Data records
##########
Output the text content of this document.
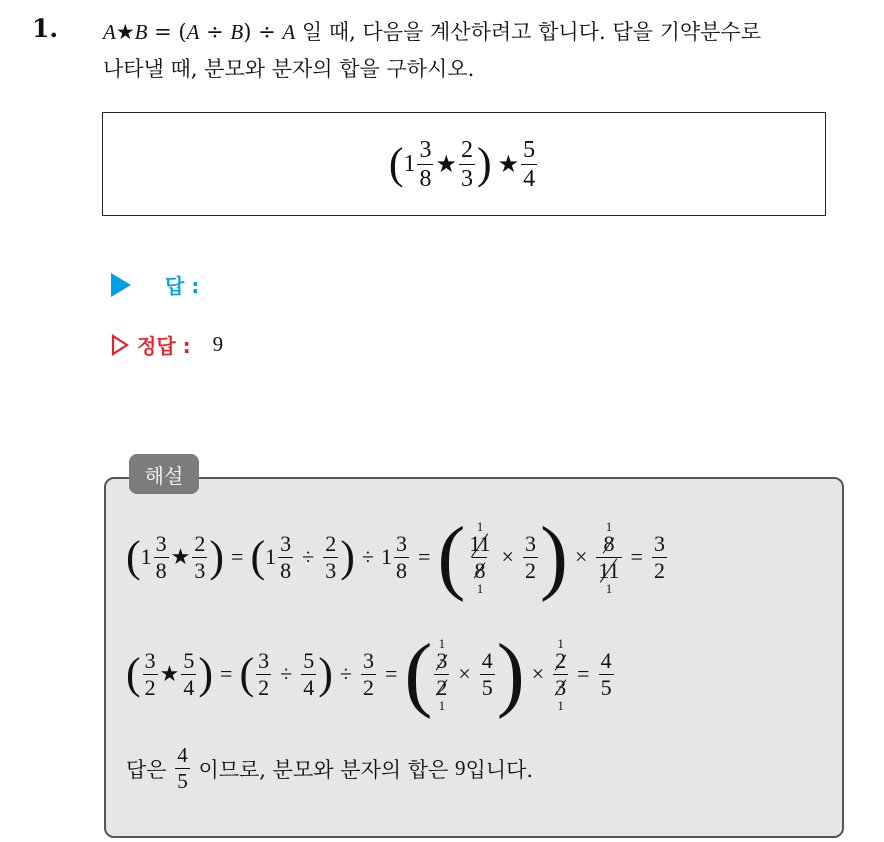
1. A★B = (A ÷ B) ÷ A 일 때, 다음을 계산하려고 합니다. 답을 기약분수로
나타낼 때, 분모와 분자의 합을 구하시오.
( $1 \frac{3}{8}$ ★ $\frac{2}{3}$ ) ★ $\frac{5}{4}$
답 :
정답 : 9
해설
( $1 \frac{3}{8}$ ★ $\frac{2}{3}$ ) = ( $1 \frac{3}{8} \div \frac{2}{3}$ ) ÷ $1 \frac{3}{8}$ = ( 1
$\frac{11}{8}$
1
× $\frac{3}{2}$ ) ×
1
$\frac{8}{11}$
1
= $\frac{3}{2}$
( $\frac{3}{2}$ ★ $\frac{5}{4}$ ) = ( $\frac{3}{2} \div \frac{5}{4}$ ) ÷ $\frac{3}{2}$ = ( 1
$\frac{3}{2}$
1
× $\frac{4}{5}$ ) ×
1
$\frac{2}{3}$
1
= $\frac{4}{5}$
답은
$\frac{4}{5}$
이므로, 분모와 분자의 합은
9 입니다.
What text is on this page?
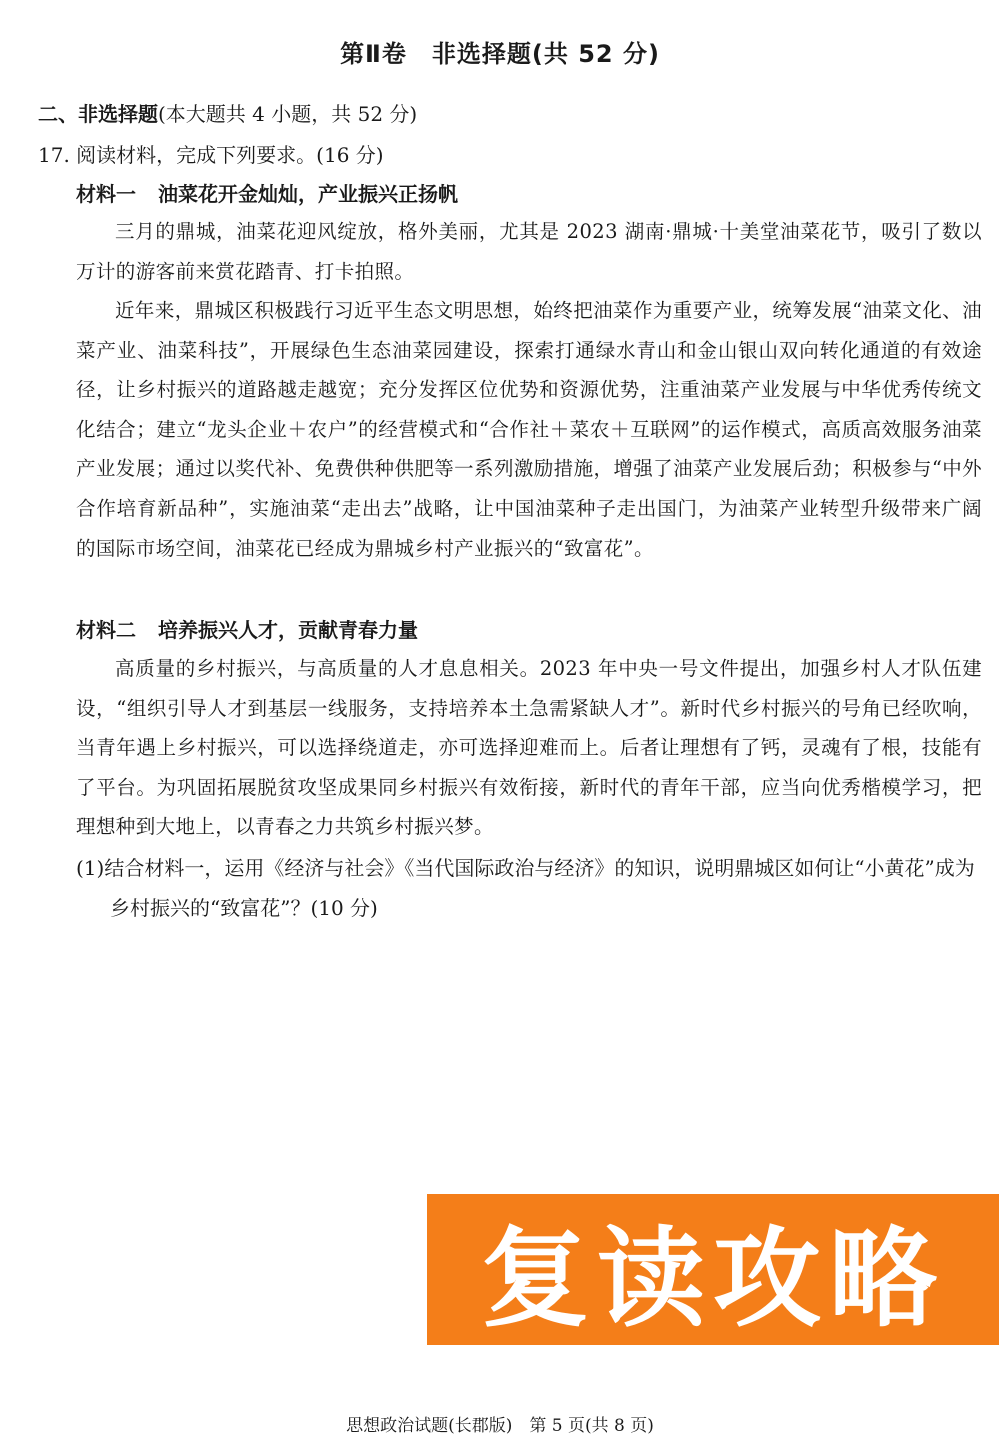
第Ⅱ卷　非选择题(共 52 分)
二、非选择题(本大题共 4 小题，共 52 分)
17. 阅读材料，完成下列要求。(16 分)
材料一 油菜花开金灿灿，产业振兴正扬帆
三月的鼎城，油菜花迎风绽放，格外美丽，尤其是 2023 湖南·鼎城·十美堂油菜花节，吸引了数以万计的游客前来赏花踏青、打卡拍照。
近年来，鼎城区积极践行习近平生态文明思想，始终把油菜作为重要产业，统筹发展“油菜文化、油菜产业、油菜科技”，开展绿色生态油菜园建设，探索打通绿水青山和金山银山双向转化通道的有效途径，让乡村振兴的道路越走越宽；充分发挥区位优势和资源优势，注重油菜产业发展与中华优秀传统文化结合；建立“龙头企业＋农户”的经营模式和“合作社＋菜农＋互联网”的运作模式，高质高效服务油菜产业发展；通过以奖代补、免费供种供肥等一系列激励措施，增强了油菜产业发展后劲；积极参与“中外合作培育新品种”，实施油菜“走出去”战略，让中国油菜种子走出国门，为油菜产业转型升级带来广阔的国际市场空间，油菜花已经成为鼎城乡村产业振兴的“致富花”。
材料二 培养振兴人才，贡献青春力量
高质量的乡村振兴，与高质量的人才息息相关。2023 年中央一号文件提出，加强乡村人才队伍建设，“组织引导人才到基层一线服务，支持培养本土急需紧缺人才”。新时代乡村振兴的号角已经吹响，当青年遇上乡村振兴，可以选择绕道走，亦可选择迎难而上。后者让理想有了钙，灵魂有了根，技能有了平台。为巩固拓展脱贫攻坚成果同乡村振兴有效衔接，新时代的青年干部，应当向优秀楷模学习，把理想种到大地上，以青春之力共筑乡村振兴梦。
(1)结合材料一，运用《经济与社会》《当代国际政治与经济》的知识，说明鼎城区如何让“小黄花”成为乡村振兴的“致富花”？(10 分)
复读攻略
思想政治试题(长郡版)　第 5 页(共 8 页)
##########
Everything from the line with "What text is on this page?" through the end of the records above, and nothing else, is to be quoted exactly; please leave the pictures out.

What text is on this page?
第Ⅱ卷　非选择题(共 52 分)
二、非选择题(本大题共 4 小题，共 52 分)
17. 阅读材料，完成下列要求。(16 分)
材料一 油菜花开金灿灿，产业振兴正扬帆
三月的鼎城，油菜花迎风绽放，格外美丽，尤其是 2023 湖南·鼎城·十美堂油菜花节，吸引了数以万计的游客前来赏花踏青、打卡拍照。
近年来，鼎城区积极践行习近平生态文明思想，始终把油菜作为重要产业，统筹发展“油菜文化、油菜产业、油菜科技”，开展绿色生态油菜园建设，探索打通绿水青山和金山银山双向转化通道的有效途径，让乡村振兴的道路越走越宽；充分发挥区位优势和资源优势，注重油菜产业发展与中华优秀传统文化结合；建立“龙头企业＋农户”的经营模式和“合作社＋菜农＋互联网”的运作模式，高质高效服务油菜产业发展；通过以奖代补、免费供种供肥等一系列激励措施，增强了油菜产业发展后劲；积极参与“中外合作培育新品种”，实施油菜“走出去”战略，让中国油菜种子走出国门，为油菜产业转型升级带来广阔的国际市场空间，油菜花已经成为鼎城乡村产业振兴的“致富花”。
材料二 培养振兴人才，贡献青春力量
高质量的乡村振兴，与高质量的人才息息相关。2023 年中央一号文件提出，加强乡村人才队伍建设，“组织引导人才到基层一线服务，支持培养本土急需紧缺人才”。新时代乡村振兴的号角已经吹响，当青年遇上乡村振兴，可以选择绕道走，亦可选择迎难而上。后者让理想有了钙，灵魂有了根，技能有了平台。为巩固拓展脱贫攻坚成果同乡村振兴有效衔接，新时代的青年干部，应当向优秀楷模学习，把理想种到大地上，以青春之力共筑乡村振兴梦。
(1)结合材料一，运用《经济与社会》《当代国际政治与经济》的知识，说明鼎城区如何让“小黄花”成为乡村振兴的“致富花”？(10 分)
复读攻略
思想政治试题(长郡版)　第 5 页(共 8 页)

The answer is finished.